Problem description | Here are some records; return them all exactly.

Data excerpts |
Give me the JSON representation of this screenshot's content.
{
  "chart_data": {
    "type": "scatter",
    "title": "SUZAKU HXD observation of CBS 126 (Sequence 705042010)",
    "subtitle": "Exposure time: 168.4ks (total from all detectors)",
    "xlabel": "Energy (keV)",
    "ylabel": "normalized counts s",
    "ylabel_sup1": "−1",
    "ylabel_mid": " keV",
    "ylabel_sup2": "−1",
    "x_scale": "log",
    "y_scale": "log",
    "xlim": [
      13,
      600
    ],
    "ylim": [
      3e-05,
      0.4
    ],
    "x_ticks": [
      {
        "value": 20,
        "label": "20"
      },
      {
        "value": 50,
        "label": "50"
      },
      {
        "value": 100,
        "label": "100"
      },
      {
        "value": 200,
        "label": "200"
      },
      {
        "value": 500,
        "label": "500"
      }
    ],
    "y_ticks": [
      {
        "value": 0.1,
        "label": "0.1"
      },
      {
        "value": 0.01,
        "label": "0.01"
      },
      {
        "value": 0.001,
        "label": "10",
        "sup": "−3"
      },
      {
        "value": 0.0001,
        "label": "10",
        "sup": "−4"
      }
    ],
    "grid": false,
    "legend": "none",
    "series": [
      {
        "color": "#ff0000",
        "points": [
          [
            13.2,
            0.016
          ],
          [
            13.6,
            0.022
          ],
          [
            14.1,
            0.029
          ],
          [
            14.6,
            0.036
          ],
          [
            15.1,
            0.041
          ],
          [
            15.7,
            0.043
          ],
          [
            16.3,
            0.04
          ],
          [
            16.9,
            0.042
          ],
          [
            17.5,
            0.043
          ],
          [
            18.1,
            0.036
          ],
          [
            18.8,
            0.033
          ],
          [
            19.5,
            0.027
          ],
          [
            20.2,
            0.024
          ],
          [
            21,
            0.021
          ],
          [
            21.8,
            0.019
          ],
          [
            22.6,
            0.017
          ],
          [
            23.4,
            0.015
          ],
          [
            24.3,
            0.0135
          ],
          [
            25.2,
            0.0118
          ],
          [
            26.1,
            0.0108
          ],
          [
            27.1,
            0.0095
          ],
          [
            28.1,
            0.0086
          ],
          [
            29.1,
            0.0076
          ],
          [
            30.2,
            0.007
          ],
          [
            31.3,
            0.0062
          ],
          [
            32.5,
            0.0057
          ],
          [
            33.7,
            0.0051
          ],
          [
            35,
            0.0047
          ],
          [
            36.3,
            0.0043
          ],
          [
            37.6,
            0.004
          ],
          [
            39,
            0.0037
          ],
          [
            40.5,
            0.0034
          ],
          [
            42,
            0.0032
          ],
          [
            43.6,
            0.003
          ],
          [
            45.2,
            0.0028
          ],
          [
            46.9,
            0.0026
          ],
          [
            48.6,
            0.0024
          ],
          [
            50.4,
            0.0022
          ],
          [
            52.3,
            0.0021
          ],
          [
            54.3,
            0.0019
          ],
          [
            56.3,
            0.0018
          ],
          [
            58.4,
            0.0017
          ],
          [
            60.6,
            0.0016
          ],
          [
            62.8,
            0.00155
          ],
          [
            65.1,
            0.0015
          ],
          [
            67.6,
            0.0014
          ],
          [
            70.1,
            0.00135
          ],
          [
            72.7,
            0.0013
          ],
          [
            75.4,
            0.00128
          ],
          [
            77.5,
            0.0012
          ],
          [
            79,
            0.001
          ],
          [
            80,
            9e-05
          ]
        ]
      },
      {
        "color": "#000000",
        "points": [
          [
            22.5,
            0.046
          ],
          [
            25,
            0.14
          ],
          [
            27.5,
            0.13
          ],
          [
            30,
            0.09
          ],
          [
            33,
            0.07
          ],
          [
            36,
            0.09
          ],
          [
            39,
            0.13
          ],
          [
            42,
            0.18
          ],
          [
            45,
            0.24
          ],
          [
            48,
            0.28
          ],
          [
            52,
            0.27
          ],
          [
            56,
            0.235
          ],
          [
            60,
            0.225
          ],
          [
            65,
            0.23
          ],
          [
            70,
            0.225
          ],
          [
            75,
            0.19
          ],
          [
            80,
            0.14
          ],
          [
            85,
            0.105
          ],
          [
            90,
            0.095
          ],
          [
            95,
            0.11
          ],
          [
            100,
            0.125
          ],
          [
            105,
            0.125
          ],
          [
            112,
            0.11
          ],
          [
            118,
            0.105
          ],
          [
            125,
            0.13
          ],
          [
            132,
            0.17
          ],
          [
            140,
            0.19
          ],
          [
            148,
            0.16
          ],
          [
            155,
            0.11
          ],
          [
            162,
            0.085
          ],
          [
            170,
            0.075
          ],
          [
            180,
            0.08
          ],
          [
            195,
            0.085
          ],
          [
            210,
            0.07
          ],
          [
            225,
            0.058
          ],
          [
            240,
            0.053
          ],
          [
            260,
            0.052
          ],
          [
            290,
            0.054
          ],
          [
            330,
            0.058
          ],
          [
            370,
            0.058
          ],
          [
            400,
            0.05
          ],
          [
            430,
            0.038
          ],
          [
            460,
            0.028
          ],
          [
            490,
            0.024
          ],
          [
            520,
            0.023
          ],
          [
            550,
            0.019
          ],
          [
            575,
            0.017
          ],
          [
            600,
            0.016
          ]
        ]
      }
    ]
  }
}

Result |
Give me the JSON representation of this screenshot's content.
{
  "chart_data": {
    "type": "scatter",
    "title": "SUZAKU HXD observation of CBS 126 (Sequence 705042010)",
    "subtitle": "Exposure time: 168.4ks (total from all detectors)",
    "xlabel": "Energy (keV)",
    "ylabel": "normalized counts s",
    "ylabel_sup1": "−1",
    "ylabel_mid": " keV",
    "ylabel_sup2": "−1",
    "x_scale": "log",
    "y_scale": "log",
    "xlim": [
      13,
      600
    ],
    "ylim": [
      3e-05,
      0.4
    ],
    "x_ticks": [
      {
        "value": 20,
        "label": "20"
      },
      {
        "value": 50,
        "label": "50"
      },
      {
        "value": 100,
        "label": "100"
      },
      {
        "value": 200,
        "label": "200"
      },
      {
        "value": 500,
        "label": "500"
      }
    ],
    "y_ticks": [
      {
        "value": 0.1,
        "label": "0.1"
      },
      {
        "value": 0.01,
        "label": "0.01"
      },
      {
        "value": 0.001,
        "label": "10",
        "sup": "−3"
      },
      {
        "value": 0.0001,
        "label": "10",
        "sup": "−4"
      }
    ],
    "grid": false,
    "legend": "none",
    "series": [
      {
        "color": "#ff0000",
        "points": [
          [
            13.2,
            0.016
          ],
          [
            13.6,
            0.022
          ],
          [
            14.1,
            0.029
          ],
          [
            14.6,
            0.036
          ],
          [
            15.1,
            0.041
          ],
          [
            15.7,
            0.043
          ],
          [
            16.3,
            0.04
          ],
          [
            16.9,
            0.042
          ],
          [
            17.5,
            0.043
          ],
          [
            18.1,
            0.036
          ],
          [
            18.8,
            0.033
          ],
          [
            19.5,
            0.027
          ],
          [
            20.2,
            0.024
          ],
          [
            21,
            0.021
          ],
          [
            21.8,
            0.019
          ],
          [
            22.6,
            0.017
          ],
          [
            23.4,
            0.015
          ],
          [
            24.3,
            0.0135
          ],
          [
            25.2,
            0.0118
          ],
          [
            26.1,
            0.0108
          ],
          [
            27.1,
            0.0095
          ],
          [
            28.1,
            0.0086
          ],
          [
            29.1,
            0.0076
          ],
          [
            30.2,
            0.007
          ],
          [
            31.3,
            0.0062
          ],
          [
            32.5,
            0.0057
          ],
          [
            33.7,
            0.0051
          ],
          [
            35,
            0.0047
          ],
          [
            36.3,
            0.0043
          ],
          [
            37.6,
            0.004
          ],
          [
            39,
            0.0037
          ],
          [
            40.5,
            0.0034
          ],
          [
            42,
            0.0032
          ],
          [
            43.6,
            0.003
          ],
          [
            45.2,
            0.0028
          ],
          [
            46.9,
            0.0026
          ],
          [
            48.6,
            0.0024
          ],
          [
            50.4,
            0.0022
          ],
          [
            52.3,
            0.0021
          ],
          [
            54.3,
            0.0019
          ],
          [
            56.3,
            0.0018
          ],
          [
            58.4,
            0.0017
          ],
          [
            60.6,
            0.0016
          ],
          [
            62.8,
            0.00155
          ],
          [
            65.1,
            0.0015
          ],
          [
            67.6,
            0.0014
          ],
          [
            70.1,
            0.00135
          ],
          [
            72.7,
            0.0013
          ],
          [
            75.4,
            0.00128
          ],
          [
            77.5,
            0.0012
          ],
          [
            79,
            0.001
          ],
          [
            80,
            9e-05
          ]
        ]
      },
      {
        "color": "#000000",
        "points": [
          [
            22.5,
            0.046
          ],
          [
            25,
            0.14
          ],
          [
            27.5,
            0.13
          ],
          [
            30,
            0.09
          ],
          [
            33,
            0.07
          ],
          [
            36,
            0.09
          ],
          [
            39,
            0.13
          ],
          [
            42,
            0.18
          ],
          [
            45,
            0.24
          ],
          [
            48,
            0.28
          ],
          [
            52,
            0.27
          ],
          [
            56,
            0.235
          ],
          [
            60,
            0.225
          ],
          [
            65,
            0.23
          ],
          [
            70,
            0.225
          ],
          [
            75,
            0.19
          ],
          [
            80,
            0.14
          ],
          [
            85,
            0.105
          ],
          [
            90,
            0.095
          ],
          [
            95,
            0.11
          ],
          [
            100,
            0.125
          ],
          [
            105,
            0.125
          ],
          [
            112,
            0.11
          ],
          [
            118,
            0.105
          ],
          [
            125,
            0.13
          ],
          [
            132,
            0.17
          ],
          [
            140,
            0.19
          ],
          [
            148,
            0.16
          ],
          [
            155,
            0.11
          ],
          [
            162,
            0.085
          ],
          [
            170,
            0.075
          ],
          [
            180,
            0.08
          ],
          [
            195,
            0.085
          ],
          [
            210,
            0.07
          ],
          [
            225,
            0.058
          ],
          [
            240,
            0.053
          ],
          [
            260,
            0.052
          ],
          [
            290,
            0.054
          ],
          [
            330,
            0.058
          ],
          [
            370,
            0.058
          ],
          [
            400,
            0.05
          ],
          [
            430,
            0.038
          ],
          [
            460,
            0.028
          ],
          [
            490,
            0.024
          ],
          [
            520,
            0.023
          ],
          [
            550,
            0.019
          ],
          [
            575,
            0.017
          ],
          [
            600,
            0.016
          ]
        ]
      }
    ]
  }
}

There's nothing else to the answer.